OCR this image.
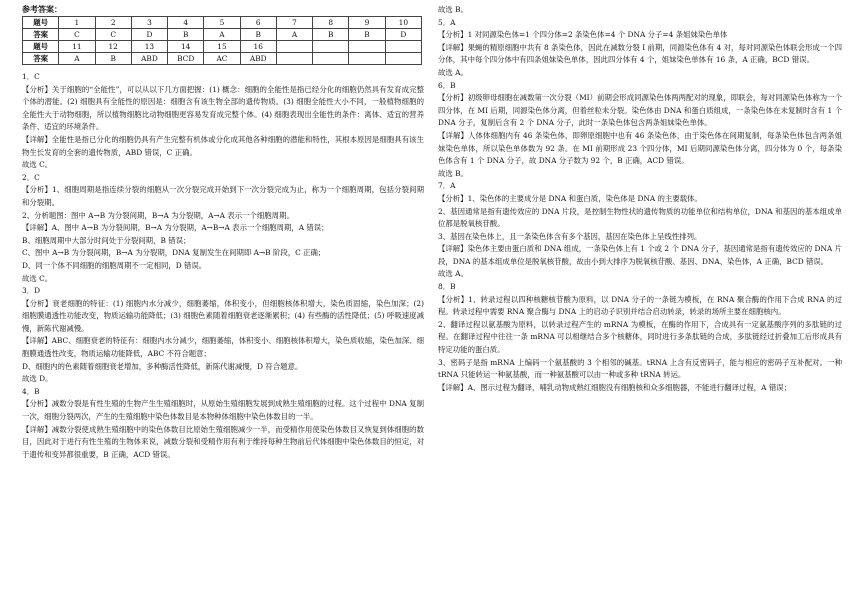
参考答案：
题号	1	2	3	4	5	6	7	8	9	10
答案	C	C	D	B	A	B	A	B	B	D
题号	11	12	13	14	15	16				
答案	A	B	ABD	BCD	AC	ABD				
1．C
【分析】关于细胞的“全能性”，可以从以下几方面把握：(1) 概念：细胞的全能性是指已经分化的细胞仍然具有发育成完整个体的潜能。(2) 细胞具有全能性的原因是：细胞含有该生物全部的遗传物质。(3) 细胞全能性大小不同，一般植物细胞的全能性大于动物细胞，所以植物细胞比动物细胞更容易发育成完整个体。(4) 细胞表现出全能性的条件：离体、适宜的营养条件、适宜的环境条件。
【详解】全能性是指已分化的细胞仍具有产生完整有机体或分化成其他各种细胞的潜能和特性，其根本原因是细胞具有该生物生长发育的全套的遗传物质，ABD 错误，C 正确。
故选 C。
2．C
【分析】1、细胞周期是指连续分裂的细胞从一次分裂完成开始到下一次分裂完成为止，称为一个细胞周期，包括分裂间期和分裂期。
2、分析题图：图中 A→B 为分裂间期，B→A 为分裂期，A→A 表示一个细胞周期。
【详解】A、图中 A→B 为分裂间期，B→A 为分裂期，A→B→A 表示一个细胞周期，A 错误；
B、细胞周期中大部分时间处于分裂间期，B 错误；
C、图中 A→B 为分裂间期，B→A 为分裂期，DNA 复制发生在间期即 A→B 阶段，C 正确；
D、同一个体不同细胞的细胞周期不一定相同，D 错误。
故选 C。
3．D
【分析】衰老细胞的特征：(1) 细胞内水分减少，细胞萎缩，体积变小，但细胞核体积增大，染色质固缩，染色加深；(2) 细胞膜通透性功能改变，物质运输功能降低；(3) 细胞色素随着细胞衰老逐渐累积；(4) 有些酶的活性降低；(5) 呼吸速度减慢，新陈代谢减慢。
【详解】ABC、细胞衰老的特征有：细胞内水分减少，细胞萎缩，体积变小、细胞核体积增大，染色质收缩，染色加深、细胞膜通透性改变，物质运输功能降低，ABC 不符合题意；
D、细胞内的色素随着细胞衰老增加，多种酶活性降低，新陈代谢减慢，D 符合题意。
故选 D。
4．B
【分析】减数分裂是有性生殖的生物产生生殖细胞时，从原始生殖细胞发展到成熟生殖细胞的过程。这个过程中 DNA 复制一次，细胞分裂两次，产生的生殖细胞中染色体数目是本物种体细胞中染色体数目的一半。
【详解】减数分裂使成熟生殖细胞中的染色体数目比原始生殖细胞减少一半，而受精作用使染色体数目又恢复到体细胞的数目，因此对于进行有性生殖的生物体来说，减数分裂和受精作用有利于维持每种生物前后代体细胞中染色体数目的恒定，对于遗传和变异都很重要，B 正确，ACD 错误。
故选 B。
5．A
【分析】1 对同源染色体=1 个四分体=2 条染色体=4 个 DNA 分子=4 条姐妹染色单体
【详解】果蝇的精原细胞中共有 8 条染色体，因此在减数分裂 I 前期，同源染色体有 4 对，每对同源染色体联会形成一个四分体，其中每个四分体中有四条姐妹染色单体，因此四分体有 4 个，姐妹染色单体有 16 条，A 正确，BCD 错误。
故选 A。
6．B
【分析】初级卵母细胞在减数第一次分裂（MI）前期会形成同源染色体两两配对的现象，即联会，每对同源染色体称为一个四分体，在 MI 后期，同源染色体分离，但着丝粒未分裂。染色体由 DNA 和蛋白质组成，一条染色体在未复制时含有 1 个 DNA 分子，复制后含有 2 个 DNA 分子，此时一条染色体包含两条姐妹染色单体。
【详解】人体体细胞内有 46 条染色体，即卵原细胞中也有 46 条染色体，由于染色体在间期复制，每条染色体包含两条姐妹染色单体，所以染色单体数为 92 条。在 MI 前期形成 23 个四分体，MI 后期同源染色体分离，四分体为 0 个，每条染色体含有 1 个 DNA 分子，故 DNA 分子数为 92 个，B 正确，ACD 错误。
故选 B。
7．A
【分析】1、染色体的主要成分是 DNA 和蛋白质，染色体是 DNA 的主要载体。
2、基因通常是指有遗传效应的 DNA 片段，是控制生物性状的遗传物质的功能单位和结构单位，DNA 和基因的基本组成单位都是脱氧核苷酸。
3、基因在染色体上，且一条染色体含有多个基因，基因在染色体上呈线性排列。
【详解】染色体主要由蛋白质和 DNA 组成，一条染色体上有 1 个或 2 个 DNA 分子，基因通常是指有遗传效应的 DNA 片段，DNA 的基本组成单位是脱氧核苷酸，故由小到大排序为脱氧核苷酸、基因、DNA、染色体，A 正确，BCD 错误。
故选 A。
8．B
【分析】1、转录过程以四种核糖核苷酸为原料，以 DNA 分子的一条链为模板，在 RNA 聚合酶的作用下合成 RNA 的过程。转录过程中需要 RNA 聚合酶与 DNA 上的启动子识别并结合启动转录，转录的场所主要在细胞核内。
2、翻译过程以氨基酸为原料，以转录过程产生的 mRNA 为模板，在酶的作用下，合成具有一定氨基酸序列的多肽链的过程。在翻译过程中往往一条 mRNA 可以相继结合多个核糖体，同时进行多条肽链的合成，多肽链经过折叠加工后形成具有特定功能的蛋白质。
3、密码子是指 mRNA 上编码一个氨基酸的 3 个相邻的碱基。tRNA 上含有反密码子，能与相应的密码子互补配对。一种 tRNA 只能转运一种氨基酸，而一种氨基酸可以由一种或多种 tRNA 转运。
【详解】A、图示过程为翻译，哺乳动物成熟红细胞没有细胞核和众多细胞器，不能进行翻译过程，A 错误；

•••

All lines in the records with the string "基因通常是指有遗传效应的" should be copied out.

OUTPUT FOR THIS TASK:
2、基因通常是指有遗传效应的 DNA 片段，是控制生物性状的遗传物质的功能单位和结构单位，DNA 和基因的基本组成单位都是脱氧核苷酸。
【详解】染色体主要由蛋白质和 DNA 组成，一条染色体上有 1 个或 2 个 DNA 分子，基因通常是指有遗传效应的 DNA 片段，DNA 的基本组成单位是脱氧核苷酸，故由小到大排序为脱氧核苷酸、基因、DNA、染色体，A 正确，BCD 错误。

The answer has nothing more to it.